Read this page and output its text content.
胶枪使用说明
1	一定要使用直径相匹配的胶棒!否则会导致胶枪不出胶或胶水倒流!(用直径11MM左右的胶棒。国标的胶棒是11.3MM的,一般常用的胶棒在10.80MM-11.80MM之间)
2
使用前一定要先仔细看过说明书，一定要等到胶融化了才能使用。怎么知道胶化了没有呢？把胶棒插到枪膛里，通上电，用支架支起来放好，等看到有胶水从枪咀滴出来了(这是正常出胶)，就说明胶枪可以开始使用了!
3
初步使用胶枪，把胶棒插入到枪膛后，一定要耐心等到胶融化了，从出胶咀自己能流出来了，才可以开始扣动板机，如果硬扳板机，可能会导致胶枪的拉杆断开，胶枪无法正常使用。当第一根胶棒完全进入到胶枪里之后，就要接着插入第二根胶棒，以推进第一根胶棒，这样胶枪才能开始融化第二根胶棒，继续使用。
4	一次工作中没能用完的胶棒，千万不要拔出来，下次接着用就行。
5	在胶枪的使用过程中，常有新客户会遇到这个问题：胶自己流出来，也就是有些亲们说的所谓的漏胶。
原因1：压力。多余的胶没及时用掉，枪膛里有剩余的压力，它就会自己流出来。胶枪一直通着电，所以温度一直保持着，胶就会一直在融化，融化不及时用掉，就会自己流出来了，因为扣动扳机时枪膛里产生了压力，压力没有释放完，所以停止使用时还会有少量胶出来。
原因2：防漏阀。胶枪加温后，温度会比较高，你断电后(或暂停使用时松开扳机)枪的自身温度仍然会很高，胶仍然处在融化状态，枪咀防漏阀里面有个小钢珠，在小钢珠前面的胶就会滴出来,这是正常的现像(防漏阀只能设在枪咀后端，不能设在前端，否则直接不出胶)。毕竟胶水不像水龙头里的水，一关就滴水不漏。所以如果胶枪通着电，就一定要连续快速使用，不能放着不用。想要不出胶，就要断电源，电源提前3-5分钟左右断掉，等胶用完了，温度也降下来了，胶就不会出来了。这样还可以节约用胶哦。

○ ○ ○ ○

## Request
Give an exact copy of all the data shown above.

## Result
Read this page and output its text content.
胶枪使用说明
1	一定要使用直径相匹配的胶棒!否则会导致胶枪不出胶或胶水倒流!(用直径11MM左右的胶棒。国标的胶棒是11.3MM的,一般常用的胶棒在10.80MM-11.80MM之间)
2
使用前一定要先仔细看过说明书，一定要等到胶融化了才能使用。怎么知道胶化了没有呢？把胶棒插到枪膛里，通上电，用支架支起来放好，等看到有胶水从枪咀滴出来了(这是正常出胶)，就说明胶枪可以开始使用了!
3
初步使用胶枪，把胶棒插入到枪膛后，一定要耐心等到胶融化了，从出胶咀自己能流出来了，才可以开始扣动板机，如果硬扳板机，可能会导致胶枪的拉杆断开，胶枪无法正常使用。当第一根胶棒完全进入到胶枪里之后，就要接着插入第二根胶棒，以推进第一根胶棒，这样胶枪才能开始融化第二根胶棒，继续使用。
4	一次工作中没能用完的胶棒，千万不要拔出来，下次接着用就行。
5	在胶枪的使用过程中，常有新客户会遇到这个问题：胶自己流出来，也就是有些亲们说的所谓的漏胶。
原因1：压力。多余的胶没及时用掉，枪膛里有剩余的压力，它就会自己流出来。胶枪一直通着电，所以温度一直保持着，胶就会一直在融化，融化不及时用掉，就会自己流出来了，因为扣动扳机时枪膛里产生了压力，压力没有释放完，所以停止使用时还会有少量胶出来。
原因2：防漏阀。胶枪加温后，温度会比较高，你断电后(或暂停使用时松开扳机)枪的自身温度仍然会很高，胶仍然处在融化状态，枪咀防漏阀里面有个小钢珠，在小钢珠前面的胶就会滴出来,这是正常的现像(防漏阀只能设在枪咀后端，不能设在前端，否则直接不出胶)。毕竟胶水不像水龙头里的水，一关就滴水不漏。所以如果胶枪通着电，就一定要连续快速使用，不能放着不用。想要不出胶，就要断电源，电源提前3-5分钟左右断掉，等胶用完了，温度也降下来了，胶就不会出来了。这样还可以节约用胶哦。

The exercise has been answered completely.